## Your task:
Would you retype all of these records exactly?

## Task material:
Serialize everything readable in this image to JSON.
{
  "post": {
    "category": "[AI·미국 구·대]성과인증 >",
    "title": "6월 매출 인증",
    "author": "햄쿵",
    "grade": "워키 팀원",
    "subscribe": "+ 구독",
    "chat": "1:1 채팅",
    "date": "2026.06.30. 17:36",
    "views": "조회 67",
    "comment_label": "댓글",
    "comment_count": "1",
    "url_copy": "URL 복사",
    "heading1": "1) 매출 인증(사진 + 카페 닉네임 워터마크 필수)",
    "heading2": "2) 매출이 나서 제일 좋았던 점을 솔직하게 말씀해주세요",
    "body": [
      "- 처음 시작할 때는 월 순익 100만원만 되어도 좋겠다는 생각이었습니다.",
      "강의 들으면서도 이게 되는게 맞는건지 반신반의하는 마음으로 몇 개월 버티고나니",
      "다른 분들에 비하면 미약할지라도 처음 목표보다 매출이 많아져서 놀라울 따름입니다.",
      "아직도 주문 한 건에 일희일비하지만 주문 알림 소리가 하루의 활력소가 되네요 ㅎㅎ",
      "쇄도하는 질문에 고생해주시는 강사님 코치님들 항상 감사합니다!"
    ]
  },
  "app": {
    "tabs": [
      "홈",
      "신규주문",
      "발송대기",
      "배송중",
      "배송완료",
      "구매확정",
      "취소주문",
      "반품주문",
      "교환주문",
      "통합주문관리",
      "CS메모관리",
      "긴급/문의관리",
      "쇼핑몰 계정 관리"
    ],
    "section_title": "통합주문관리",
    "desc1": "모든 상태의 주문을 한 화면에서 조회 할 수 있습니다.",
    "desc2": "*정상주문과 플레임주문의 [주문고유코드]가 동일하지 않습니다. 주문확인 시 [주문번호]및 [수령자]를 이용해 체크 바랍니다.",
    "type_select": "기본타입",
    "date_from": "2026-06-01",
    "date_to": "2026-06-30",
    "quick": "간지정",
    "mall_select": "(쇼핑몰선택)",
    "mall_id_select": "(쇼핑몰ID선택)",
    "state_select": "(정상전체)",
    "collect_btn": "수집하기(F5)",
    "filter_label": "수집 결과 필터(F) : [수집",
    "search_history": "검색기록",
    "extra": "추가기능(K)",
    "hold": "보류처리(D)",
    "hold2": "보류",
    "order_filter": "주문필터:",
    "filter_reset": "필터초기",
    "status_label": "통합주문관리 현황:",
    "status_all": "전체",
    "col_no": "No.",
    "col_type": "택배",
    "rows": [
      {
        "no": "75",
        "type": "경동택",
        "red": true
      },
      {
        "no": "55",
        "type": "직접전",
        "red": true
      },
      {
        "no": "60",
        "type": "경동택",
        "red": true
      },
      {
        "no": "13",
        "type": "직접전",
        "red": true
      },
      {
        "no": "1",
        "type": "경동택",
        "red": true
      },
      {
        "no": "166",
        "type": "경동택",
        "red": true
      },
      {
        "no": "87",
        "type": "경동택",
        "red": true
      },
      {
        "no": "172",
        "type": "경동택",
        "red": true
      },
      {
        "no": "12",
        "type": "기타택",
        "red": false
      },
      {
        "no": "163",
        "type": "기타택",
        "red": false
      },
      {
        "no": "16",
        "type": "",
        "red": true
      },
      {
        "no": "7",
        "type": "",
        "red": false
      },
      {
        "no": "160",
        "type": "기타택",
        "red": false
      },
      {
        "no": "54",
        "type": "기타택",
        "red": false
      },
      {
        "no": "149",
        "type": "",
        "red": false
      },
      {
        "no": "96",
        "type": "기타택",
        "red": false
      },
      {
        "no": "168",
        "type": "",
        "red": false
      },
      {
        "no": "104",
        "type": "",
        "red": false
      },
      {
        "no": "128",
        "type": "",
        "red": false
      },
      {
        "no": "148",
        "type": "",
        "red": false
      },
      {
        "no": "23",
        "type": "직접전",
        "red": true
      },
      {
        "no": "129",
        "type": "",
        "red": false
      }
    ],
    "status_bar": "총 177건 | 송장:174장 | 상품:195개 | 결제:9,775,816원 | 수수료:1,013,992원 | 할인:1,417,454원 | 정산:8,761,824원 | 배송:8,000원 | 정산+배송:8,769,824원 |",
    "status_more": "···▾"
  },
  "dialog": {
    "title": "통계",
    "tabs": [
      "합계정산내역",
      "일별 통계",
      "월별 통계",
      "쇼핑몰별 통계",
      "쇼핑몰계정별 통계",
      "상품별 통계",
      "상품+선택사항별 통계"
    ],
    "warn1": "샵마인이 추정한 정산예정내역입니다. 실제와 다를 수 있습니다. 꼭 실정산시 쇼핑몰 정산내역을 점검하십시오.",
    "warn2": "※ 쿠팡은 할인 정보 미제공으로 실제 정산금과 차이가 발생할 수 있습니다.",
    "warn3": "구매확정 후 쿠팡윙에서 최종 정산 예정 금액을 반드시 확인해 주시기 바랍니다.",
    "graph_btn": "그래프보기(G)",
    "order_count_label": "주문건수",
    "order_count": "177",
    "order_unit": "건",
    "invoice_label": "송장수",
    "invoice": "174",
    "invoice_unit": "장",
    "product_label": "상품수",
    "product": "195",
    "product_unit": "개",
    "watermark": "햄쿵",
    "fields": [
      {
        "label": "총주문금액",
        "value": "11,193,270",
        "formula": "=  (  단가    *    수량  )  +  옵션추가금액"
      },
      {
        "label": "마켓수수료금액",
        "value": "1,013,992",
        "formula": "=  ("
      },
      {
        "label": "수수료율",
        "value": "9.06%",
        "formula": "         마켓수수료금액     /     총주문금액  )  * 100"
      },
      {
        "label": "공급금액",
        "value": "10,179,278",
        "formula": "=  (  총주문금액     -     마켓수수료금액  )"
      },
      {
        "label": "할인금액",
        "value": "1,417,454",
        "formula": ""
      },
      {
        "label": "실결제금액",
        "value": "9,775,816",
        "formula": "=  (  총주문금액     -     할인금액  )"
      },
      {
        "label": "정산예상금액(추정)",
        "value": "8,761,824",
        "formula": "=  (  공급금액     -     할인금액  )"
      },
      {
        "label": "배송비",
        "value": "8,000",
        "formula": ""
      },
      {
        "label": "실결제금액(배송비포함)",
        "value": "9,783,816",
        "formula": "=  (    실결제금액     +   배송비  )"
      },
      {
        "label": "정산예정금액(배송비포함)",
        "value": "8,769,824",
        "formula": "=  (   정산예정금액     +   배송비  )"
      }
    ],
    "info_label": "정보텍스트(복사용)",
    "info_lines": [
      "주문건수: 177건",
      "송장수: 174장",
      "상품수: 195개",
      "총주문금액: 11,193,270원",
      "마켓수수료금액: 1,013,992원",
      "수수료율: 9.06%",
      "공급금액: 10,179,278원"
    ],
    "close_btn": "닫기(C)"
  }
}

## Task solution:
Serialize everything readable in this image to JSON.
{
  "post": {
    "category": "[AI·미국 구·대]성과인증 >",
    "title": "6월 매출 인증",
    "author": "햄쿵",
    "grade": "워키 팀원",
    "subscribe": "+ 구독",
    "chat": "1:1 채팅",
    "date": "2026.06.30. 17:36",
    "views": "조회 67",
    "comment_label": "댓글",
    "comment_count": "1",
    "url_copy": "URL 복사",
    "heading1": "1) 매출 인증(사진 + 카페 닉네임 워터마크 필수)",
    "heading2": "2) 매출이 나서 제일 좋았던 점을 솔직하게 말씀해주세요",
    "body": [
      "- 처음 시작할 때는 월 순익 100만원만 되어도 좋겠다는 생각이었습니다.",
      "강의 들으면서도 이게 되는게 맞는건지 반신반의하는 마음으로 몇 개월 버티고나니",
      "다른 분들에 비하면 미약할지라도 처음 목표보다 매출이 많아져서 놀라울 따름입니다.",
      "아직도 주문 한 건에 일희일비하지만 주문 알림 소리가 하루의 활력소가 되네요 ㅎㅎ",
      "쇄도하는 질문에 고생해주시는 강사님 코치님들 항상 감사합니다!"
    ]
  },
  "app": {
    "tabs": [
      "홈",
      "신규주문",
      "발송대기",
      "배송중",
      "배송완료",
      "구매확정",
      "취소주문",
      "반품주문",
      "교환주문",
      "통합주문관리",
      "CS메모관리",
      "긴급/문의관리",
      "쇼핑몰 계정 관리"
    ],
    "section_title": "통합주문관리",
    "desc1": "모든 상태의 주문을 한 화면에서 조회 할 수 있습니다.",
    "desc2": "*정상주문과 플레임주문의 [주문고유코드]가 동일하지 않습니다. 주문확인 시 [주문번호]및 [수령자]를 이용해 체크 바랍니다.",
    "type_select": "기본타입",
    "date_from": "2026-06-01",
    "date_to": "2026-06-30",
    "quick": "간지정",
    "mall_select": "(쇼핑몰선택)",
    "mall_id_select": "(쇼핑몰ID선택)",
    "state_select": "(정상전체)",
    "collect_btn": "수집하기(F5)",
    "filter_label": "수집 결과 필터(F) : [수집",
    "search_history": "검색기록",
    "extra": "추가기능(K)",
    "hold": "보류처리(D)",
    "hold2": "보류",
    "order_filter": "주문필터:",
    "filter_reset": "필터초기",
    "status_label": "통합주문관리 현황:",
    "status_all": "전체",
    "col_no": "No.",
    "col_type": "택배",
    "rows": [
      {
        "no": "75",
        "type": "경동택",
        "red": true
      },
      {
        "no": "55",
        "type": "직접전",
        "red": true
      },
      {
        "no": "60",
        "type": "경동택",
        "red": true
      },
      {
        "no": "13",
        "type": "직접전",
        "red": true
      },
      {
        "no": "1",
        "type": "경동택",
        "red": true
      },
      {
        "no": "166",
        "type": "경동택",
        "red": true
      },
      {
        "no": "87",
        "type": "경동택",
        "red": true
      },
      {
        "no": "172",
        "type": "경동택",
        "red": true
      },
      {
        "no": "12",
        "type": "기타택",
        "red": false
      },
      {
        "no": "163",
        "type": "기타택",
        "red": false
      },
      {
        "no": "16",
        "type": "",
        "red": true
      },
      {
        "no": "7",
        "type": "",
        "red": false
      },
      {
        "no": "160",
        "type": "기타택",
        "red": false
      },
      {
        "no": "54",
        "type": "기타택",
        "red": false
      },
      {
        "no": "149",
        "type": "",
        "red": false
      },
      {
        "no": "96",
        "type": "기타택",
        "red": false
      },
      {
        "no": "168",
        "type": "",
        "red": false
      },
      {
        "no": "104",
        "type": "",
        "red": false
      },
      {
        "no": "128",
        "type": "",
        "red": false
      },
      {
        "no": "148",
        "type": "",
        "red": false
      },
      {
        "no": "23",
        "type": "직접전",
        "red": true
      },
      {
        "no": "129",
        "type": "",
        "red": false
      }
    ],
    "status_bar": "총 177건 | 송장:174장 | 상품:195개 | 결제:9,775,816원 | 수수료:1,013,992원 | 할인:1,417,454원 | 정산:8,761,824원 | 배송:8,000원 | 정산+배송:8,769,824원 |",
    "status_more": "···▾"
  },
  "dialog": {
    "title": "통계",
    "tabs": [
      "합계정산내역",
      "일별 통계",
      "월별 통계",
      "쇼핑몰별 통계",
      "쇼핑몰계정별 통계",
      "상품별 통계",
      "상품+선택사항별 통계"
    ],
    "warn1": "샵마인이 추정한 정산예정내역입니다. 실제와 다를 수 있습니다. 꼭 실정산시 쇼핑몰 정산내역을 점검하십시오.",
    "warn2": "※ 쿠팡은 할인 정보 미제공으로 실제 정산금과 차이가 발생할 수 있습니다.",
    "warn3": "구매확정 후 쿠팡윙에서 최종 정산 예정 금액을 반드시 확인해 주시기 바랍니다.",
    "graph_btn": "그래프보기(G)",
    "order_count_label": "주문건수",
    "order_count": "177",
    "order_unit": "건",
    "invoice_label": "송장수",
    "invoice": "174",
    "invoice_unit": "장",
    "product_label": "상품수",
    "product": "195",
    "product_unit": "개",
    "watermark": "햄쿵",
    "fields": [
      {
        "label": "총주문금액",
        "value": "11,193,270",
        "formula": "=  (  단가    *    수량  )  +  옵션추가금액"
      },
      {
        "label": "마켓수수료금액",
        "value": "1,013,992",
        "formula": "=  ("
      },
      {
        "label": "수수료율",
        "value": "9.06%",
        "formula": "         마켓수수료금액     /     총주문금액  )  * 100"
      },
      {
        "label": "공급금액",
        "value": "10,179,278",
        "formula": "=  (  총주문금액     -     마켓수수료금액  )"
      },
      {
        "label": "할인금액",
        "value": "1,417,454",
        "formula": ""
      },
      {
        "label": "실결제금액",
        "value": "9,775,816",
        "formula": "=  (  총주문금액     -     할인금액  )"
      },
      {
        "label": "정산예상금액(추정)",
        "value": "8,761,824",
        "formula": "=  (  공급금액     -     할인금액  )"
      },
      {
        "label": "배송비",
        "value": "8,000",
        "formula": ""
      },
      {
        "label": "실결제금액(배송비포함)",
        "value": "9,783,816",
        "formula": "=  (    실결제금액     +   배송비  )"
      },
      {
        "label": "정산예정금액(배송비포함)",
        "value": "8,769,824",
        "formula": "=  (   정산예정금액     +   배송비  )"
      }
    ],
    "info_label": "정보텍스트(복사용)",
    "info_lines": [
      "주문건수: 177건",
      "송장수: 174장",
      "상품수: 195개",
      "총주문금액: 11,193,270원",
      "마켓수수료금액: 1,013,992원",
      "수수료율: 9.06%",
      "공급금액: 10,179,278원"
    ],
    "close_btn": "닫기(C)"
  }
}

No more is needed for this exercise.